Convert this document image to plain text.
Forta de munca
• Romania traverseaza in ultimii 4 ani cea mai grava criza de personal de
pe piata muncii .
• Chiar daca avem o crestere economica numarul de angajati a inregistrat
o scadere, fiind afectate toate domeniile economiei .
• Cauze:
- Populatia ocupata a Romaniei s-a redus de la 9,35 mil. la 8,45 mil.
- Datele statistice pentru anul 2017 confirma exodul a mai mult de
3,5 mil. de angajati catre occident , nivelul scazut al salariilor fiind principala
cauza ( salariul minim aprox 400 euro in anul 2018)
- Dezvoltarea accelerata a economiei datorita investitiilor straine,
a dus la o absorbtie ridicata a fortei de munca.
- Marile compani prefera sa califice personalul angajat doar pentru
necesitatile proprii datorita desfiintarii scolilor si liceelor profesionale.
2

● ● ● ● ●

> **Short task**
Write out the whole listing exactly.

> **Exercise answer**
Convert this document image to plain text.
Forta de munca
• Romania traverseaza in ultimii 4 ani cea mai grava criza de personal de
pe piata muncii .
• Chiar daca avem o crestere economica numarul de angajati a inregistrat
o scadere, fiind afectate toate domeniile economiei .
• Cauze:
- Populatia ocupata a Romaniei s-a redus de la 9,35 mil. la 8,45 mil.
- Datele statistice pentru anul 2017 confirma exodul a mai mult de
3,5 mil. de angajati catre occident , nivelul scazut al salariilor fiind principala
cauza ( salariul minim aprox 400 euro in anul 2018)
- Dezvoltarea accelerata a economiei datorita investitiilor straine,
a dus la o absorbtie ridicata a fortei de munca.
- Marile compani prefera sa califice personalul angajat doar pentru
necesitatile proprii datorita desfiintarii scolilor si liceelor profesionale.
2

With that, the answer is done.